Write every entry out again exactly, please, and skip the pictures.

= Data to examine =
○ ○ ○ ○ ○

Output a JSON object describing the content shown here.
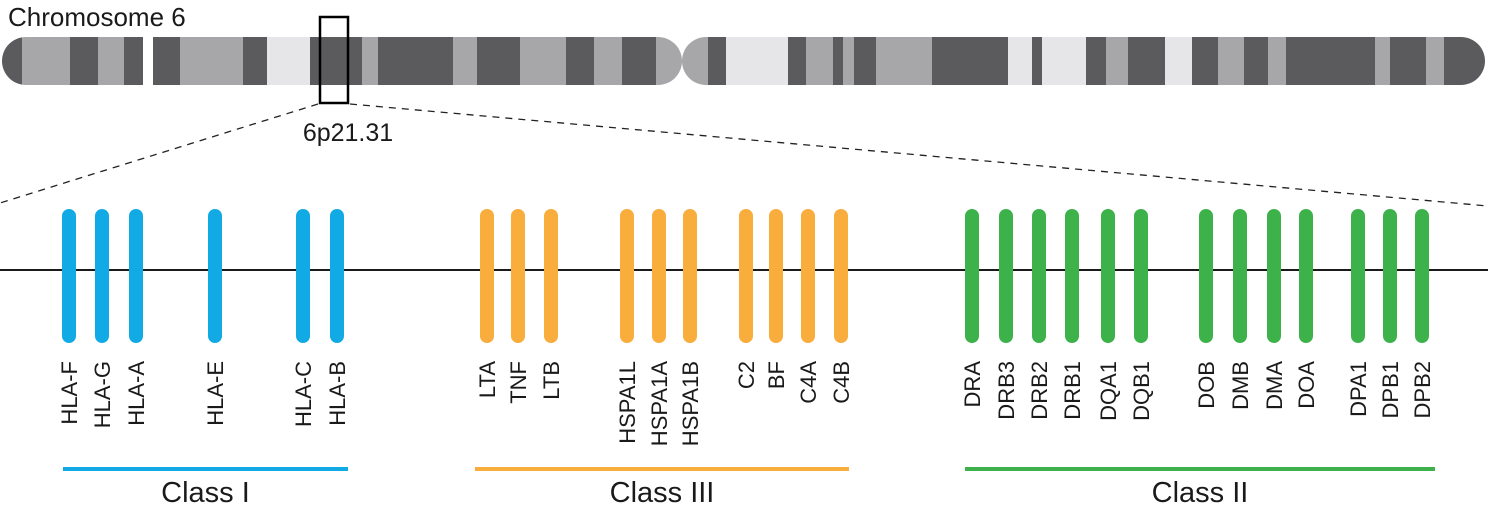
{
  "title": "Chromosome 6",
  "band_label": "6p21.31",
  "colors": {
    "band_dark": "#5b5b5d",
    "band_mid": "#a7a7aa",
    "band_light": "#e6e6e8",
    "band_white": "#ffffff",
    "class_i": "#12aae5",
    "class_iii": "#f9ad3d",
    "class_ii": "#3db24a",
    "line": "#1a1a1a"
  },
  "classes": [
    {
      "label": "Class I",
      "color_key": "class_i",
      "genes": [
        "HLA-F",
        "HLA-G",
        "HLA-A",
        "HLA-E",
        "HLA-C",
        "HLA-B"
      ]
    },
    {
      "label": "Class III",
      "color_key": "class_iii",
      "genes": [
        "LTA",
        "TNF",
        "LTB",
        "HSPA1L",
        "HSPA1A",
        "HSPA1B",
        "C2",
        "BF",
        "C4A",
        "C4B"
      ]
    },
    {
      "label": "Class II",
      "color_key": "class_ii",
      "genes": [
        "DRA",
        "DRB3",
        "DRB2",
        "DRB1",
        "DQA1",
        "DQB1",
        "DOB",
        "DMB",
        "DMA",
        "DOA",
        "DPA1",
        "DPB1",
        "DPB2"
      ]
    }
  ]
}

○ ○ ○ ○ ○

= Your solution =
Output a JSON object describing the content shown here.
{
  "title": "Chromosome 6",
  "band_label": "6p21.31",
  "colors": {
    "band_dark": "#5b5b5d",
    "band_mid": "#a7a7aa",
    "band_light": "#e6e6e8",
    "band_white": "#ffffff",
    "class_i": "#12aae5",
    "class_iii": "#f9ad3d",
    "class_ii": "#3db24a",
    "line": "#1a1a1a"
  },
  "classes": [
    {
      "label": "Class I",
      "color_key": "class_i",
      "genes": [
        "HLA-F",
        "HLA-G",
        "HLA-A",
        "HLA-E",
        "HLA-C",
        "HLA-B"
      ]
    },
    {
      "label": "Class III",
      "color_key": "class_iii",
      "genes": [
        "LTA",
        "TNF",
        "LTB",
        "HSPA1L",
        "HSPA1A",
        "HSPA1B",
        "C2",
        "BF",
        "C4A",
        "C4B"
      ]
    },
    {
      "label": "Class II",
      "color_key": "class_ii",
      "genes": [
        "DRA",
        "DRB3",
        "DRB2",
        "DRB1",
        "DQA1",
        "DQB1",
        "DOB",
        "DMB",
        "DMA",
        "DOA",
        "DPA1",
        "DPB1",
        "DPB2"
      ]
    }
  ]
}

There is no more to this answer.